Input data:
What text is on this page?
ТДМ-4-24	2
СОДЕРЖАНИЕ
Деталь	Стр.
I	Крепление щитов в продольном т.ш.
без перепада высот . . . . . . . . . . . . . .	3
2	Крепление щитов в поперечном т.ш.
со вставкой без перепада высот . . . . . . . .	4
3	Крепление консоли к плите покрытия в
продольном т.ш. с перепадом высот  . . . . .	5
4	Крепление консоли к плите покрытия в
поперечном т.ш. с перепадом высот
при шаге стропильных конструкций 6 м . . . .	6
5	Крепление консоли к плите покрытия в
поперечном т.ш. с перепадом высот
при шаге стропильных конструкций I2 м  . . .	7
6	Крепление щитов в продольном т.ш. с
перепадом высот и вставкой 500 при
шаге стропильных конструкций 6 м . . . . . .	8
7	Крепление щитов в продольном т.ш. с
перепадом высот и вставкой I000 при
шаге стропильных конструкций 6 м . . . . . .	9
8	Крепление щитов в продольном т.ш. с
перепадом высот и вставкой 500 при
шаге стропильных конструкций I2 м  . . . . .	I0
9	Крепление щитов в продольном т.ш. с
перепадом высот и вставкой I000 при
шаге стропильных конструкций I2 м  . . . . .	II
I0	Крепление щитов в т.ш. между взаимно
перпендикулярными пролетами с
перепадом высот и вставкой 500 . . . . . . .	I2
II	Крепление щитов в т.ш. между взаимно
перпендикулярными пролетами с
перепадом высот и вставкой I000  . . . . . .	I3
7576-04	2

The task: Repeat the material above in full, keeping every word.

Answer:
What text is on this page?
ТДМ-4-24	2
СОДЕРЖАНИЕ
Деталь	Стр.
I	Крепление щитов в продольном т.ш.
без перепада высот . . . . . . . . . . . . . .	3
2	Крепление щитов в поперечном т.ш.
со вставкой без перепада высот . . . . . . . .	4
3	Крепление консоли к плите покрытия в
продольном т.ш. с перепадом высот  . . . . .	5
4	Крепление консоли к плите покрытия в
поперечном т.ш. с перепадом высот
при шаге стропильных конструкций 6 м . . . .	6
5	Крепление консоли к плите покрытия в
поперечном т.ш. с перепадом высот
при шаге стропильных конструкций I2 м  . . .	7
6	Крепление щитов в продольном т.ш. с
перепадом высот и вставкой 500 при
шаге стропильных конструкций 6 м . . . . . .	8
7	Крепление щитов в продольном т.ш. с
перепадом высот и вставкой I000 при
шаге стропильных конструкций 6 м . . . . . .	9
8	Крепление щитов в продольном т.ш. с
перепадом высот и вставкой 500 при
шаге стропильных конструкций I2 м  . . . . .	I0
9	Крепление щитов в продольном т.ш. с
перепадом высот и вставкой I000 при
шаге стропильных конструкций I2 м  . . . . .	II
I0	Крепление щитов в т.ш. между взаимно
перпендикулярными пролетами с
перепадом высот и вставкой 500 . . . . . . .	I2
II	Крепление щитов в т.ш. между взаимно
перпендикулярными пролетами с
перепадом высот и вставкой I000  . . . . . .	I3
7576-04	2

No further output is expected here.